» What you are asked to do: Wherever the string "intertemporale" appears in the listing, copy that line.
━━ Supplied records
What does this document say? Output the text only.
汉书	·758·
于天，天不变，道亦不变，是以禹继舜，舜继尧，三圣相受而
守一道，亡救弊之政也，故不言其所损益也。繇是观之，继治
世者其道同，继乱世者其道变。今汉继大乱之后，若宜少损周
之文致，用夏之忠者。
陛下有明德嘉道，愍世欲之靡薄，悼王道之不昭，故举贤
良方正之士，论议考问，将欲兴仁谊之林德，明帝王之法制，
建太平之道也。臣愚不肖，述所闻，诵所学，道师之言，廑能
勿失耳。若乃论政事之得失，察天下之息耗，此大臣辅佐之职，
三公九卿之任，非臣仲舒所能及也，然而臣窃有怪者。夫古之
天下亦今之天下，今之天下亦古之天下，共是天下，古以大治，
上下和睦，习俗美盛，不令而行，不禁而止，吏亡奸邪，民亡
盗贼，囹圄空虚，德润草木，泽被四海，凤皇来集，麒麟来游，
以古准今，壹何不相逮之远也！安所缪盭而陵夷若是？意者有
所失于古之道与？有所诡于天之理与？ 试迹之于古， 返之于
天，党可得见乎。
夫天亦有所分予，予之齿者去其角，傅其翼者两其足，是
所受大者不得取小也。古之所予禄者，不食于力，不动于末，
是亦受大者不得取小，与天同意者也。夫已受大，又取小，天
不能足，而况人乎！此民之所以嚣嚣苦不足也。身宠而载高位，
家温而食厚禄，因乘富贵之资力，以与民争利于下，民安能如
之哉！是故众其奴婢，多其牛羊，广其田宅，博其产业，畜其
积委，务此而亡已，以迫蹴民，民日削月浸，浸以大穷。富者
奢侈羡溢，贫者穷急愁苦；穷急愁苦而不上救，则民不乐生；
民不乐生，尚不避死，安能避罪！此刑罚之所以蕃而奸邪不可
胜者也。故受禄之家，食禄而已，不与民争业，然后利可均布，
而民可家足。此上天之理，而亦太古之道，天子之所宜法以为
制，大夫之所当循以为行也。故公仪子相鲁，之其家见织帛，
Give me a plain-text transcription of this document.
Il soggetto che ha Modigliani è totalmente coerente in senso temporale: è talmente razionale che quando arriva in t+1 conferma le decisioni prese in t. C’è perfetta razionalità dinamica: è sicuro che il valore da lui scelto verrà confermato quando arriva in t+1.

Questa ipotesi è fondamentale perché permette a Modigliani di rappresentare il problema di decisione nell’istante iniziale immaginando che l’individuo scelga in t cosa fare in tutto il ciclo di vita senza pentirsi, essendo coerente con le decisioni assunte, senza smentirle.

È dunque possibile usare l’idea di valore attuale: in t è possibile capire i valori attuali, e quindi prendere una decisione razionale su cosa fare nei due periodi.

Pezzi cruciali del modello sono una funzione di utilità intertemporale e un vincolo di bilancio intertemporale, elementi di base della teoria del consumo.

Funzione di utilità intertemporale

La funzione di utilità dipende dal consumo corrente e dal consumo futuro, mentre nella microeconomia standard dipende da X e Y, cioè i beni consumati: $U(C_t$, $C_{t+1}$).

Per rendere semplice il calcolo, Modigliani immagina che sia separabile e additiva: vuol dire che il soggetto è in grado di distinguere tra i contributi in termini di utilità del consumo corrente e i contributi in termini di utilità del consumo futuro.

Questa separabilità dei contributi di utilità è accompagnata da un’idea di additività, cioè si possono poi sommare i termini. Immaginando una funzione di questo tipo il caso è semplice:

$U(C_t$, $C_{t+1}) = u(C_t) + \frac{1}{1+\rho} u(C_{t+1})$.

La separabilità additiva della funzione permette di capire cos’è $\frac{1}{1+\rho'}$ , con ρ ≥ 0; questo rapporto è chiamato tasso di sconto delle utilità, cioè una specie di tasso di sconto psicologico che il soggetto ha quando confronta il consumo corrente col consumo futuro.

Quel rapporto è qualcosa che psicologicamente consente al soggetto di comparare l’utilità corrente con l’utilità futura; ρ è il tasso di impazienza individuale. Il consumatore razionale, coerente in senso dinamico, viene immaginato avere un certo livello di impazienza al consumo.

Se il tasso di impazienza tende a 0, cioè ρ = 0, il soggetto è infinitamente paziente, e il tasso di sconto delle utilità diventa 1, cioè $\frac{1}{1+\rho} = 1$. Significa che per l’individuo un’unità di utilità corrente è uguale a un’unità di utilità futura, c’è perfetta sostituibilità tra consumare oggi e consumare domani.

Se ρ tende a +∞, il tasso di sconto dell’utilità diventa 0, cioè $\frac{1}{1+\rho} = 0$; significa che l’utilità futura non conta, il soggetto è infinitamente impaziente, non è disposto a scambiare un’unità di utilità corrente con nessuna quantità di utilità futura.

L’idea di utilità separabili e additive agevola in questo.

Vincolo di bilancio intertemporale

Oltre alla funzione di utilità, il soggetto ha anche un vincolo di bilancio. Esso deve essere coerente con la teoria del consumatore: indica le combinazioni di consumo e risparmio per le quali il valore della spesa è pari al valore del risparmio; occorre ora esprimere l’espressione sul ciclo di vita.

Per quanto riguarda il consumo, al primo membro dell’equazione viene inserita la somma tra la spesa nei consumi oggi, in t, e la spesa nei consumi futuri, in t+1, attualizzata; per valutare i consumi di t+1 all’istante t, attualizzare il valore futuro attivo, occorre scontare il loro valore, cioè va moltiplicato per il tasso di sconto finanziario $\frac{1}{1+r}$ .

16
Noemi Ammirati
━━━━
» Task solution:
Pezzi cruciali del modello sono una funzione di utilità intertemporale e un vincolo di bilancio intertemporale, elementi di base della teoria del consumo.
Funzione di utilità intertemporale
Vincolo di bilancio intertemporale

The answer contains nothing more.